### Provided data:
★ ★ ★

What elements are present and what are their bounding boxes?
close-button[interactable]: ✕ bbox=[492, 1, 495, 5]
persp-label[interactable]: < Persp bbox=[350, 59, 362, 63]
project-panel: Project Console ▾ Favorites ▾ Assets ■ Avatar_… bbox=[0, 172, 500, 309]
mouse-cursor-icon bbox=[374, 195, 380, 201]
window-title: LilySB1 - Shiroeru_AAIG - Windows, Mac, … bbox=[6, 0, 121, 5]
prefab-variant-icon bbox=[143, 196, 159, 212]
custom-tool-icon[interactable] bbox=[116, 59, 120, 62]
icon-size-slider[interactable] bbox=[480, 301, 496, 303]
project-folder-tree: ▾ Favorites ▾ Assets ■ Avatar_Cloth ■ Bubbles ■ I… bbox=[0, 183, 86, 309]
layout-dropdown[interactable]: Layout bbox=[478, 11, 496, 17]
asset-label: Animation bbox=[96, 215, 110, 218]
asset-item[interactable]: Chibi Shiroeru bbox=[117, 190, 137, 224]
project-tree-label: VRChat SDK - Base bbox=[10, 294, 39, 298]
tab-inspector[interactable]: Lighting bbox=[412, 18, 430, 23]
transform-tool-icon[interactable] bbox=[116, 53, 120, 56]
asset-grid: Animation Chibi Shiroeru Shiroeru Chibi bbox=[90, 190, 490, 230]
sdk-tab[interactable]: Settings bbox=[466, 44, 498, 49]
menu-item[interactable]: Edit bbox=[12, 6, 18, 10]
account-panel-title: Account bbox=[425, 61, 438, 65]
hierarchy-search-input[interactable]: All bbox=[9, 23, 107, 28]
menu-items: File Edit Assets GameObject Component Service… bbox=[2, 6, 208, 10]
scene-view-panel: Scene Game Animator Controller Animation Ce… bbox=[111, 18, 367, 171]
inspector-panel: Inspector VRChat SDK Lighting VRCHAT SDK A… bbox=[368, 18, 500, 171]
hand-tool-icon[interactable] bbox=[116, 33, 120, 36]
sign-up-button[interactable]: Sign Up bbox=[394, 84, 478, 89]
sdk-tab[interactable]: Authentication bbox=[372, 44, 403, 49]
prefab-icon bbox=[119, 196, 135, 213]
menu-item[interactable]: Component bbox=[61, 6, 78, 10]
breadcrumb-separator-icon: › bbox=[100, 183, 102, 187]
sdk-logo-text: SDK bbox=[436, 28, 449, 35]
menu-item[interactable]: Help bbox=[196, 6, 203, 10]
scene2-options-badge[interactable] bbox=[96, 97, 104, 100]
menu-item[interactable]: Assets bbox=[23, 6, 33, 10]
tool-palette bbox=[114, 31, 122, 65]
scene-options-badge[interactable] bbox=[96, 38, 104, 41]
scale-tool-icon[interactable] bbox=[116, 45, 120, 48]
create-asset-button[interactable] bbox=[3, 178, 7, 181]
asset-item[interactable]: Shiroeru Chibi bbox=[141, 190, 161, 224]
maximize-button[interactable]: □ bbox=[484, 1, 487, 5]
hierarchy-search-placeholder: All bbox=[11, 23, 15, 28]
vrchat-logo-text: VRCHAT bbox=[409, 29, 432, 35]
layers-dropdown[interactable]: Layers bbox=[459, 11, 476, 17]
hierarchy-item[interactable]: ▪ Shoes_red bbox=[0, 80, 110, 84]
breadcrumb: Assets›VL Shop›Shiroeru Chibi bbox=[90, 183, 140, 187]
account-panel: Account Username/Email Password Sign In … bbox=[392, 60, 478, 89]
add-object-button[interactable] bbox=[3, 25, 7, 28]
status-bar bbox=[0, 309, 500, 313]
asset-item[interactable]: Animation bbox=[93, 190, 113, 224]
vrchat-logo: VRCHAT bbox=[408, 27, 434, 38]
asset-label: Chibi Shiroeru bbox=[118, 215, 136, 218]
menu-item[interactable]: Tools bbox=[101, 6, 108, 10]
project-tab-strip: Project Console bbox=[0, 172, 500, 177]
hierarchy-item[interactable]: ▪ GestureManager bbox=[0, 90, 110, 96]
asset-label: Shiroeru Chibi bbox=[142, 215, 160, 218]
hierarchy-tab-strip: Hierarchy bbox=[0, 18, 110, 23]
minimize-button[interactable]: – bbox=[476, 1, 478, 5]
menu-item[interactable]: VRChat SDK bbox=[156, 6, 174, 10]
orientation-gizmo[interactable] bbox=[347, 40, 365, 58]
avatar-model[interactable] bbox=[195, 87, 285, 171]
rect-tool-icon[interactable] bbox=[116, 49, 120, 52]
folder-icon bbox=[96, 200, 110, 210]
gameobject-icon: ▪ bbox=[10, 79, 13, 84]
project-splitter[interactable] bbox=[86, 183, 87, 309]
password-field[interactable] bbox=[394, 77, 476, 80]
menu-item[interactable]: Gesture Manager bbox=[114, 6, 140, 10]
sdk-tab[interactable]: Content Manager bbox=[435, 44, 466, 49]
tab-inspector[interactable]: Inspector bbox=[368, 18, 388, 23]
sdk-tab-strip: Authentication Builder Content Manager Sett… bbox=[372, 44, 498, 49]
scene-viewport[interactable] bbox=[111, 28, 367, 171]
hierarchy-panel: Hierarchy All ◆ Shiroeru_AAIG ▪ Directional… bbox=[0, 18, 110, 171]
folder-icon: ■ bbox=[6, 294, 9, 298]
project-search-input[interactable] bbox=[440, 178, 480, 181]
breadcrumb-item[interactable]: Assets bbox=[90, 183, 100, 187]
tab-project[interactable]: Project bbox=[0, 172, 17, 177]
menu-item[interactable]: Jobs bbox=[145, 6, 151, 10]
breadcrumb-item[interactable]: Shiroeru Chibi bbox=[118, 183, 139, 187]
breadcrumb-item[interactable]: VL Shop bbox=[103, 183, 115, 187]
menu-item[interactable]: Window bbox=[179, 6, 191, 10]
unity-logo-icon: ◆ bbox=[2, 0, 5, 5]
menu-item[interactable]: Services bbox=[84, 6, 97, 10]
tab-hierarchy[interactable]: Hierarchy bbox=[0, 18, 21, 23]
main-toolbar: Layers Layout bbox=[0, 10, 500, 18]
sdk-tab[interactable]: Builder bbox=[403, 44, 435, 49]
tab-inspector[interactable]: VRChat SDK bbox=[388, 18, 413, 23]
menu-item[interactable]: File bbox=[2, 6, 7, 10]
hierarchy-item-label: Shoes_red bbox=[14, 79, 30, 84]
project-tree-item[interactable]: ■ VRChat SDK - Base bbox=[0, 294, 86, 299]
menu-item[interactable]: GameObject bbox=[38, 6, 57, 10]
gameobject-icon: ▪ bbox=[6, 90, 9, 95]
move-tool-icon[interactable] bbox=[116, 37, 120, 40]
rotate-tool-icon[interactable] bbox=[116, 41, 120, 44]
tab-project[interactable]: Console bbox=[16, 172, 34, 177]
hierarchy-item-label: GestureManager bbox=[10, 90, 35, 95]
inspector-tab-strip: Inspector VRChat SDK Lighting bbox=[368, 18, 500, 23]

★ ★ ★

### Objective:
Pull out every line from the entries above that contains the string "text", matching case exactly.

### Task output:
sdk-logo-text: SDK bbox=[436, 28, 449, 35]
vrchat-logo-text: VRCHAT bbox=[409, 29, 432, 35]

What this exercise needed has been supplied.